> **Set task**: Please print all of the material below, word for word.

> **Record set**:
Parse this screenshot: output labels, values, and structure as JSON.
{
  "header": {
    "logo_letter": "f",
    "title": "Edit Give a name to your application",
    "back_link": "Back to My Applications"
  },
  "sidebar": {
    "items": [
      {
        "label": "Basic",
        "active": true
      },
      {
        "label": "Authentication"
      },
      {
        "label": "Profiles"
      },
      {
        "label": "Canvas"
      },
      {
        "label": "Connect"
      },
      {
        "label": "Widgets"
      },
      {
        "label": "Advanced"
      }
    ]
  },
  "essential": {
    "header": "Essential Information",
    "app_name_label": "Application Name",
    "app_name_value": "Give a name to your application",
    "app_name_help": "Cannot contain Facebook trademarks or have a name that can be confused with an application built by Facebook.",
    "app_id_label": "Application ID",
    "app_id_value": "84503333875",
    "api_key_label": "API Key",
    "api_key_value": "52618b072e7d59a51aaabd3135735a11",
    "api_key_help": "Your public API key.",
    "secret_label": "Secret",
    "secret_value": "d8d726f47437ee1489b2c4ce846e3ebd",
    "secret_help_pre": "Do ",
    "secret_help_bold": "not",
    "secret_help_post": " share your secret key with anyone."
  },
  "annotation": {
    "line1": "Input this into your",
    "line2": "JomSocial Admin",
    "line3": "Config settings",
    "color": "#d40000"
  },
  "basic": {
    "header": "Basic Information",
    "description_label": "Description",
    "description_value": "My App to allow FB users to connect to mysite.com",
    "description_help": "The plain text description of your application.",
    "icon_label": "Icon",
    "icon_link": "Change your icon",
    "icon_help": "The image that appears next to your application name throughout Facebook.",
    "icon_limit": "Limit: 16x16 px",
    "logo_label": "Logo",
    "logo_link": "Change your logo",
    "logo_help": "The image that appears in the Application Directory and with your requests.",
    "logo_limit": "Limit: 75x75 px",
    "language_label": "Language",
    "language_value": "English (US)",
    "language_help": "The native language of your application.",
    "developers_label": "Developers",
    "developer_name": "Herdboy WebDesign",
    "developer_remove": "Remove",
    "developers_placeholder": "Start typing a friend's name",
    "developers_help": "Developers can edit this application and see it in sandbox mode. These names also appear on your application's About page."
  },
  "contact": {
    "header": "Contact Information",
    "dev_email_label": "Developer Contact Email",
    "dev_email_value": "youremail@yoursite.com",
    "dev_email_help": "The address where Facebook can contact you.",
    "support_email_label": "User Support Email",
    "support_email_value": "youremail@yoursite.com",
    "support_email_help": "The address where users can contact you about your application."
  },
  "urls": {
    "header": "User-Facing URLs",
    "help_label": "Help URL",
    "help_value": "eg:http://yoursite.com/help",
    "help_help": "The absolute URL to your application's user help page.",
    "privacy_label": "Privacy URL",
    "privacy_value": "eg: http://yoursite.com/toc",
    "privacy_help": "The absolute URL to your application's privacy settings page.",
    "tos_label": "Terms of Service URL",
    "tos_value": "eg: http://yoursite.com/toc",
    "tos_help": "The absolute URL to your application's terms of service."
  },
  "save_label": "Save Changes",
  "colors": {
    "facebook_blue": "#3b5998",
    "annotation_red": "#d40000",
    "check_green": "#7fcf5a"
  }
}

> **Expected output**:
Parse this screenshot: output labels, values, and structure as JSON.
{
  "header": {
    "logo_letter": "f",
    "title": "Edit Give a name to your application",
    "back_link": "Back to My Applications"
  },
  "sidebar": {
    "items": [
      {
        "label": "Basic",
        "active": true
      },
      {
        "label": "Authentication"
      },
      {
        "label": "Profiles"
      },
      {
        "label": "Canvas"
      },
      {
        "label": "Connect"
      },
      {
        "label": "Widgets"
      },
      {
        "label": "Advanced"
      }
    ]
  },
  "essential": {
    "header": "Essential Information",
    "app_name_label": "Application Name",
    "app_name_value": "Give a name to your application",
    "app_name_help": "Cannot contain Facebook trademarks or have a name that can be confused with an application built by Facebook.",
    "app_id_label": "Application ID",
    "app_id_value": "84503333875",
    "api_key_label": "API Key",
    "api_key_value": "52618b072e7d59a51aaabd3135735a11",
    "api_key_help": "Your public API key.",
    "secret_label": "Secret",
    "secret_value": "d8d726f47437ee1489b2c4ce846e3ebd",
    "secret_help_pre": "Do ",
    "secret_help_bold": "not",
    "secret_help_post": " share your secret key with anyone."
  },
  "annotation": {
    "line1": "Input this into your",
    "line2": "JomSocial Admin",
    "line3": "Config settings",
    "color": "#d40000"
  },
  "basic": {
    "header": "Basic Information",
    "description_label": "Description",
    "description_value": "My App to allow FB users to connect to mysite.com",
    "description_help": "The plain text description of your application.",
    "icon_label": "Icon",
    "icon_link": "Change your icon",
    "icon_help": "The image that appears next to your application name throughout Facebook.",
    "icon_limit": "Limit: 16x16 px",
    "logo_label": "Logo",
    "logo_link": "Change your logo",
    "logo_help": "The image that appears in the Application Directory and with your requests.",
    "logo_limit": "Limit: 75x75 px",
    "language_label": "Language",
    "language_value": "English (US)",
    "language_help": "The native language of your application.",
    "developers_label": "Developers",
    "developer_name": "Herdboy WebDesign",
    "developer_remove": "Remove",
    "developers_placeholder": "Start typing a friend's name",
    "developers_help": "Developers can edit this application and see it in sandbox mode. These names also appear on your application's About page."
  },
  "contact": {
    "header": "Contact Information",
    "dev_email_label": "Developer Contact Email",
    "dev_email_value": "youremail@yoursite.com",
    "dev_email_help": "The address where Facebook can contact you.",
    "support_email_label": "User Support Email",
    "support_email_value": "youremail@yoursite.com",
    "support_email_help": "The address where users can contact you about your application."
  },
  "urls": {
    "header": "User-Facing URLs",
    "help_label": "Help URL",
    "help_value": "eg:http://yoursite.com/help",
    "help_help": "The absolute URL to your application's user help page.",
    "privacy_label": "Privacy URL",
    "privacy_value": "eg: http://yoursite.com/toc",
    "privacy_help": "The absolute URL to your application's privacy settings page.",
    "tos_label": "Terms of Service URL",
    "tos_value": "eg: http://yoursite.com/toc",
    "tos_help": "The absolute URL to your application's terms of service."
  },
  "save_label": "Save Changes",
  "colors": {
    "facebook_blue": "#3b5998",
    "annotation_red": "#d40000",
    "check_green": "#7fcf5a"
  }
}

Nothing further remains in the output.